GOAL:
Look through the material below. Copy every line with the string "палатный" in it.
>> begin
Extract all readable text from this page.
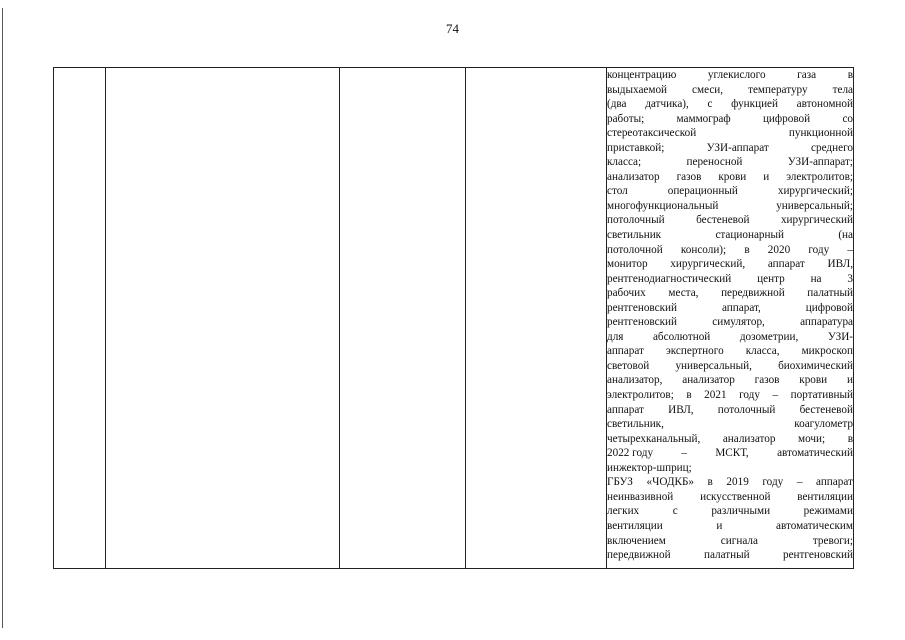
74

концентрацию	углекислого	газа	в
выдыхаемой смеси, температуру тела
(два датчика), с функцией автономной
работы;	маммограф	цифровой	со
стереотаксической	пункционной
приставкой;	УЗИ-аппарат	среднего
класса;	переносной	УЗИ-аппарат;
анализатор газов крови и электролитов;
стол	операционный	хирургический;
многофункциональный	универсальный;
потолочный	бестеневой	хирургический
светильник	стационарный	(на
потолочной консоли); в 2020 году –
монитор хирургический, аппарат ИВЛ,
рентгенодиагностический центр на 3
рабочих места, передвижной палатный
рентгеновский	аппарат,	цифровой
рентгеновский	симулятор,	аппаратура
для	абсолютной	дозометрии,	УЗИ-
аппарат экспертного класса, микроскоп
световой универсальный, биохимический
анализатор, анализатор газов крови и
электролитов; в 2021 году – портативный
аппарат ИВЛ, потолочный бестеневой
светильник,	коагулометр
четырехканальный, анализатор мочи; в
2022 году	–	МСКТ,	автоматический
инжектор-шприц;
ГБУЗ «ЧОДКБ» в 2019 году – аппарат
неинвазивной искусственной вентиляции
легких	с	различными	режимами
вентиляции	и	автоматическим
включением	сигнала	тревоги;
передвижной	палатный	рентгеновский
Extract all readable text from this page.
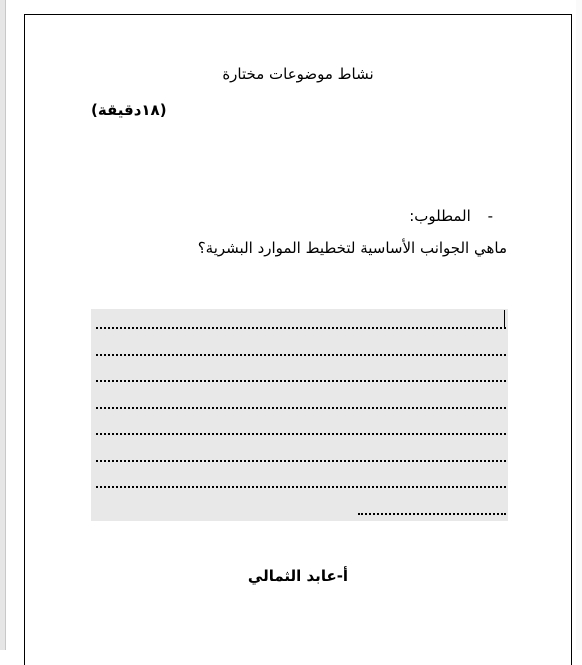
نشاط موضوعات مختارة
(١٨دقيقة)
- المطلوب:
ماهي الجوانب الأساسية لتخطيط الموارد البشرية؟
أ-عابد الثمالي
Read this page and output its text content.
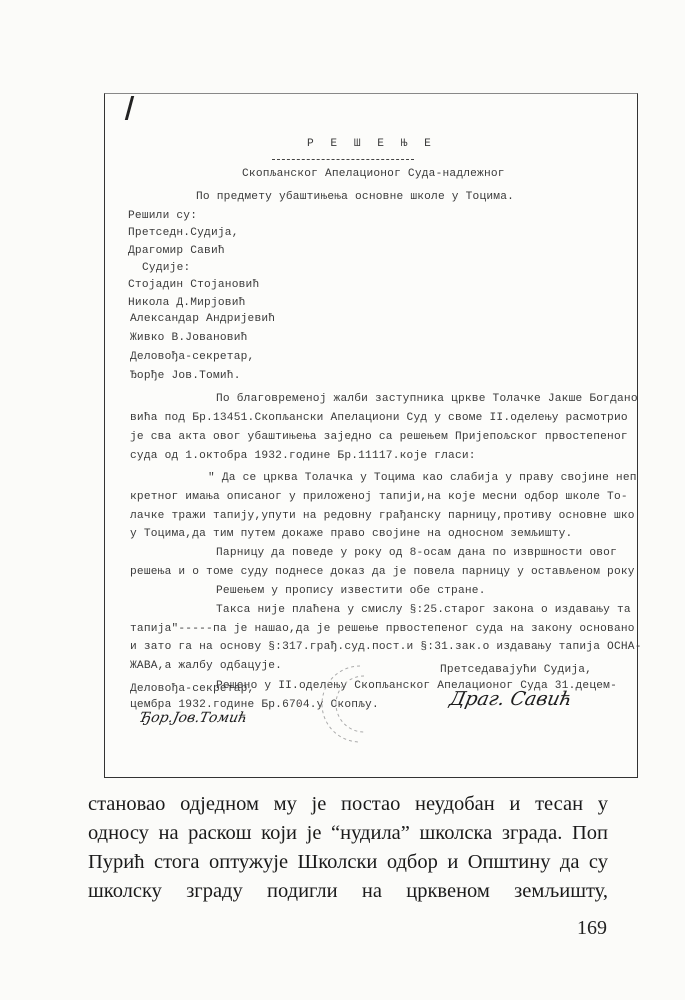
Р Е Ш Е Њ Е
Скопљанског Апелационог Суда-надлежног
По предмету убаштињења основне школе у Тоцима.
Решили су:
Претседн.Судија,
Драгомир Савић
Судије:
Стојадин Стојановић
Никола Д.Мирјовић
Александар Андријевић
Живко В.Јовановић
Деловођа-секретар,
Ђорђе Јов.Томић.
По благовременој жалби заступника цркве Толачке Јакше Богдано
вића под Бр.13451.Скопљански Апелациони Суд у своме II.оделењу расмотрио
је сва акта овог убаштињења заједно са решењем Пријепољског првостепеног
суда од 1.октобра 1932.године Бр.11117.које гласи:
" Да се црква Толачка у Тоцима као слабија у праву својине неп
кретног имања описаног у приложеној тапији,на које месни одбор школе То-
лачке тражи тапију,упути на редовну грађанску парницу,противу основне шко
у Тоцима,да тим путем докаже право својине на односном земљишту.
Парницу да поведе у року од 8-осам дана по извршности овог
решења и о томе суду поднесе доказ да је повела парницу у остављеном року
Решењем у пропису известити обе стране.
Такса није плаћена у смислу §:25.старог закона о издавању та
тапија"-----па је нашао,да је решење првостепеног суда на закону основано
и зато га на основу §:317.грађ.суд.пост.и §:31.зак.о издавању тапија ОСНА-
ЖАВА,а жалбу одбацује.
Решено у II.оделењу Скопљанског Апелационог Суда 31.децем-
цембра 1932.године Бр.6704.у Скопљу.
Претседавајући Судија,
Деловођа-секретар,	Драг. Савић
Ђор.Јов.Томић
становао одједном му је постао неудобан и тесан у
односу на раскош који је “нудила” школска зграда. Поп
Пурић стога оптужује Школски одбор и Општину да су
школску зграду подигли на црквеном земљишту,
169
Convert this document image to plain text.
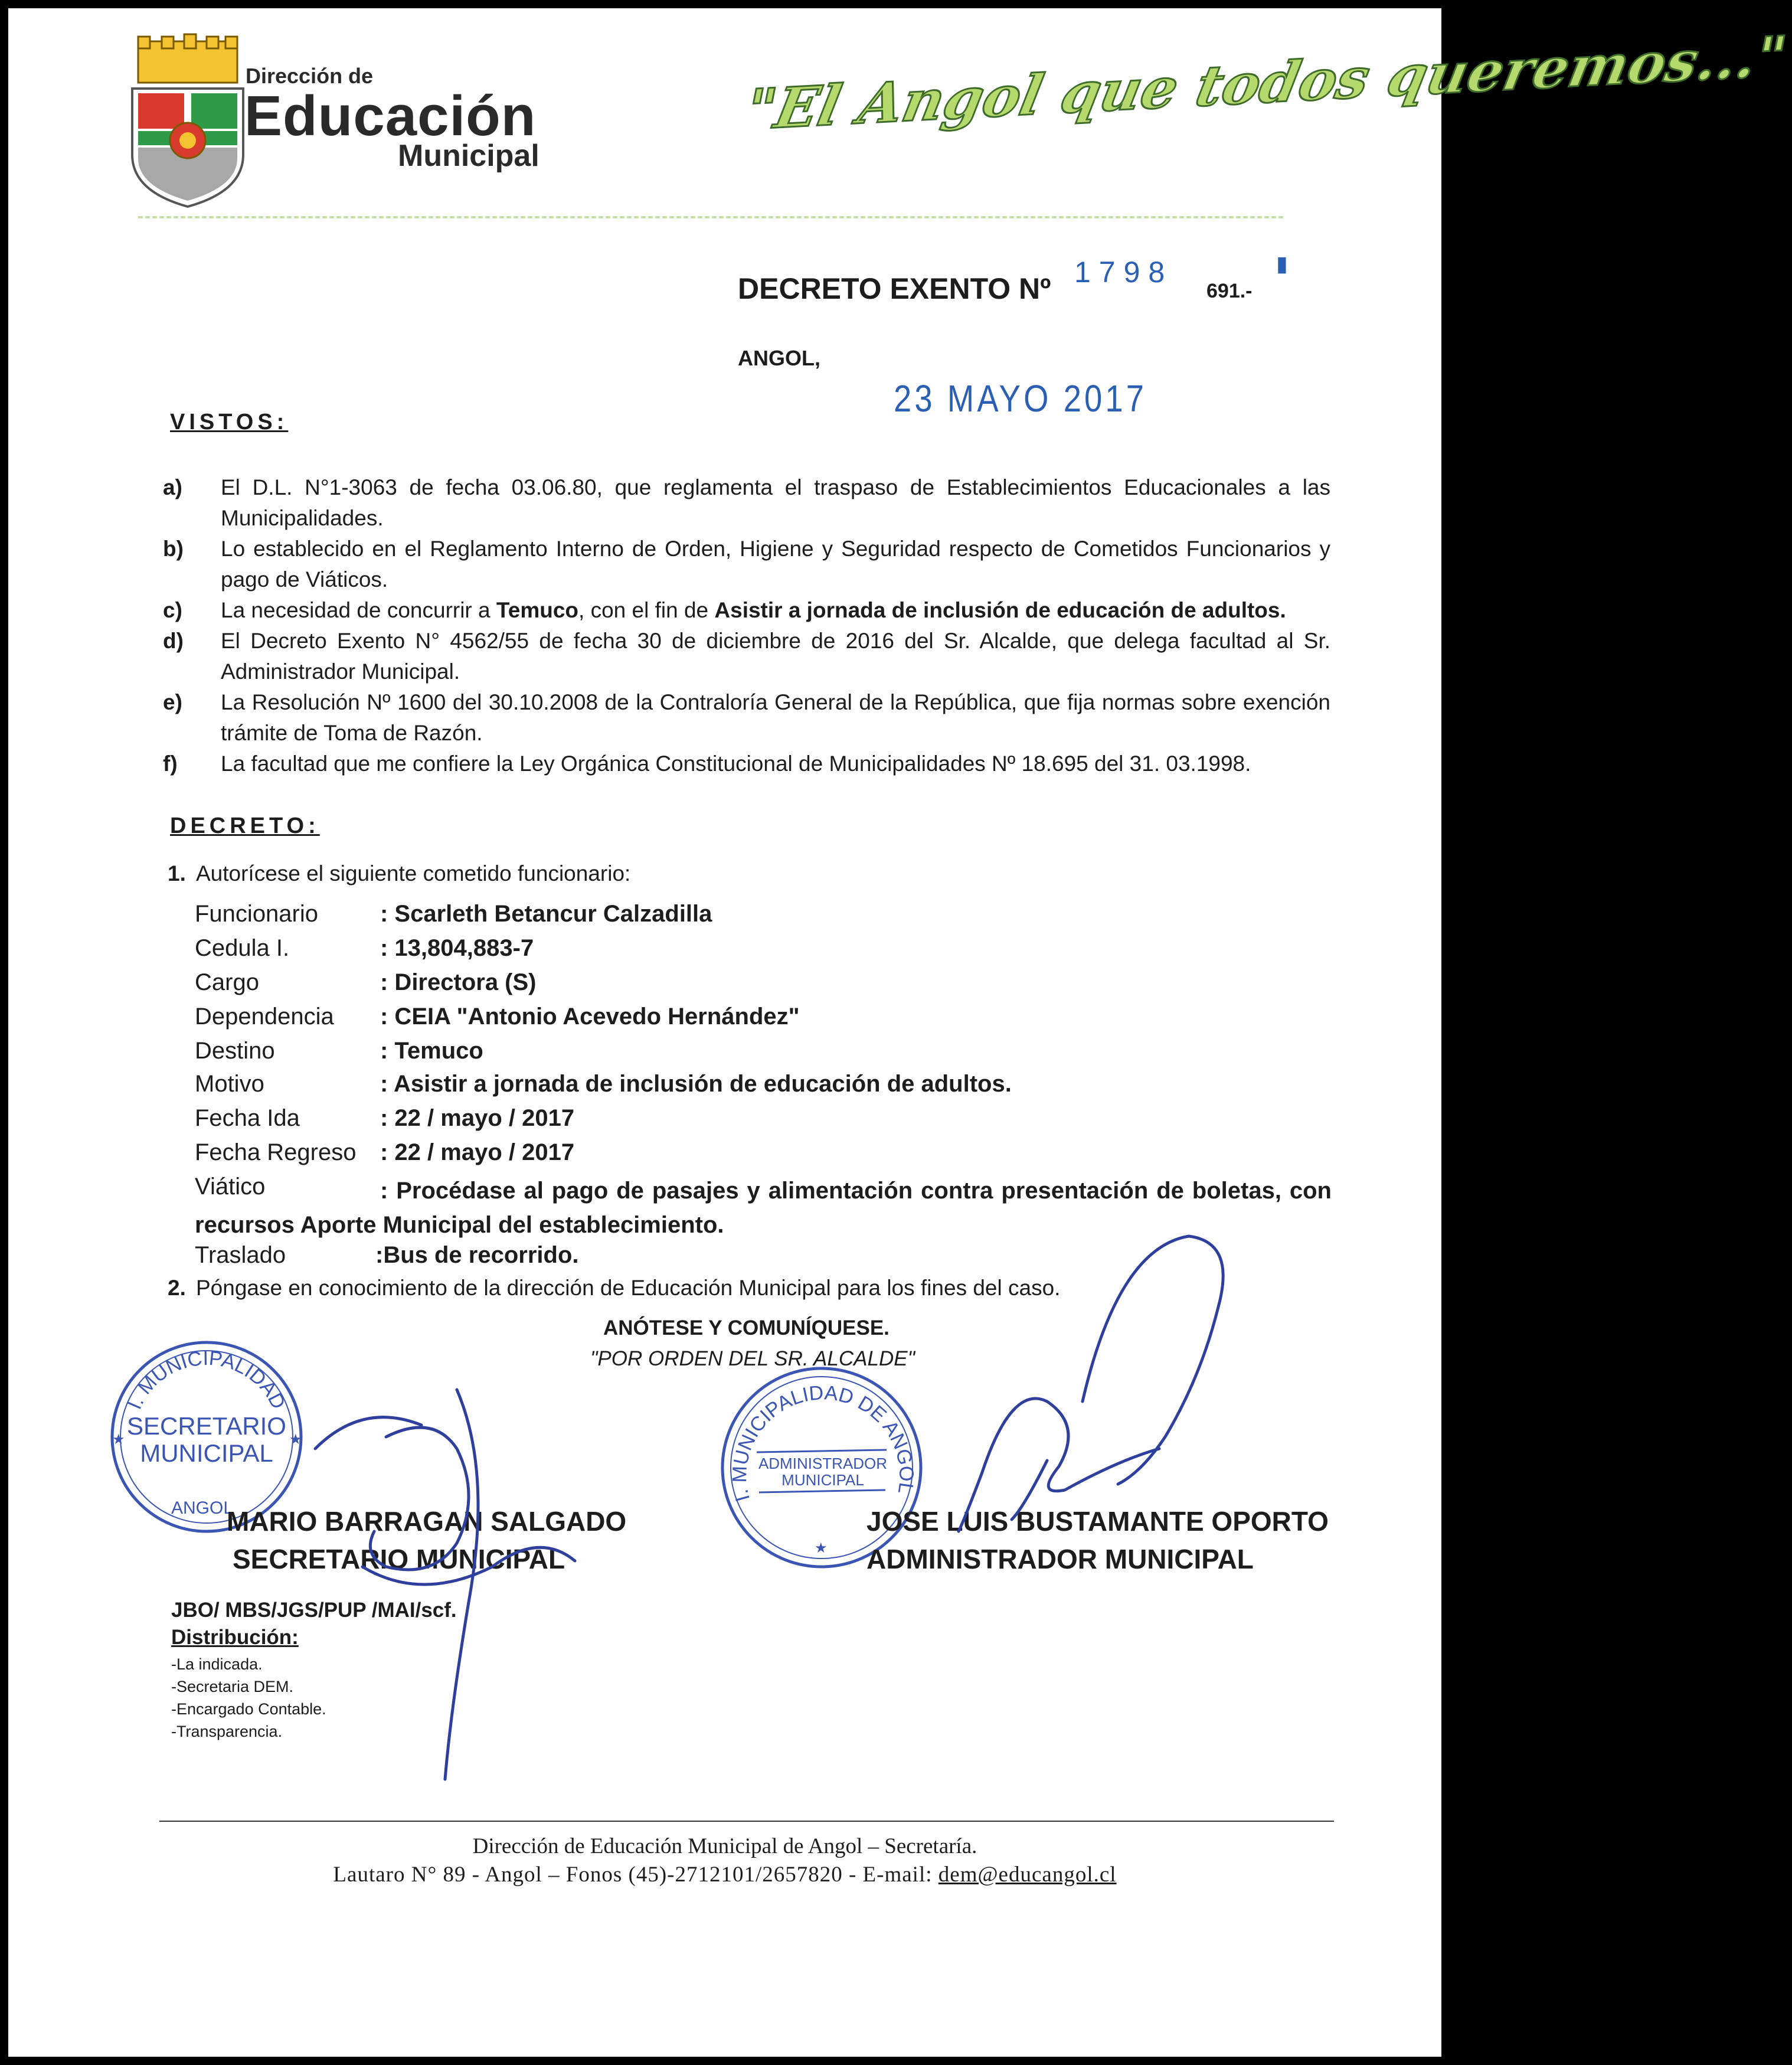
Dirección de
Educación
Municipal
"El Angol que todos queremos..."
DECRETO EXENTO Nº 1798
691.-
▮
ANGOL,
23 MAYO 2017
VISTOS:
a) El D.L. N°1-3063 de fecha 03.06.80, que reglamenta el traspaso de Establecimientos Educacionales a las Municipalidades.
b) Lo establecido en el Reglamento Interno de Orden, Higiene y Seguridad respecto de Cometidos Funcionarios y pago de Viáticos.
c) La necesidad de concurrir a Temuco, con el fin de Asistir a jornada de inclusión de educación de adultos.
d) El Decreto Exento N° 4562/55 de fecha 30 de diciembre de 2016 del Sr. Alcalde, que delega facultad al Sr. Administrador Municipal.
e) La Resolución Nº 1600 del 30.10.2008 de la Contraloría General de la República, que fija normas sobre exención trámite de Toma de Razón.
f) La facultad que me confiere la Ley Orgánica Constitucional de Municipalidades Nº 18.695 del 31. 03.1998.
DECRETO:
1. Autorícese el siguiente cometido funcionario:
Funcionario	: Scarleth Betancur Calzadilla
Cedula I.	: 13,804,883-7
Cargo	: Directora (S)
Dependencia : CEIA "Antonio Acevedo Hernández"
Destino	: Temuco
Motivo	: Asistir a jornada de inclusión de educación de adultos.
Fecha Ida	: 22 / mayo / 2017
Fecha Regreso : 22 / mayo / 2017
Viático	: Procédase al pago de pasajes y alimentación contra presentación de boletas, con recursos Aporte Municipal del establecimiento.
Traslado	:Bus de recorrido.
2. Póngase en conocimiento de la dirección de Educación Municipal para los fines del caso.
ANÓTESE Y COMUNÍQUESE.
"POR ORDEN DEL SR. ALCALDE"
I. MUNICIPALIDAD
SECRETARIO
MUNICIPAL
ANGOL
★	★
I. MUNICIPALIDAD DE ANGOL
ADMINISTRADOR
MUNICIPAL
★
MARIO BARRAGAN SALGADO
SECRETARIO MUNICIPAL
JOSE LUIS BUSTAMANTE OPORTO
ADMINISTRADOR MUNICIPAL
JBO/ MBS/JGS/PUP /MAI/scf.
Distribución:
-La indicada.
-Secretaria DEM.
-Encargado Contable.
-Transparencia.
Dirección de Educación Municipal de Angol – Secretaría.
Lautaro N° 89 - Angol – Fonos (45)-2712101/2657820 - E-mail: dem@educangol.cl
>> end
THE ANSWER:
рабочих места, передвижной палатный
передвижной	палатный	рентгеновский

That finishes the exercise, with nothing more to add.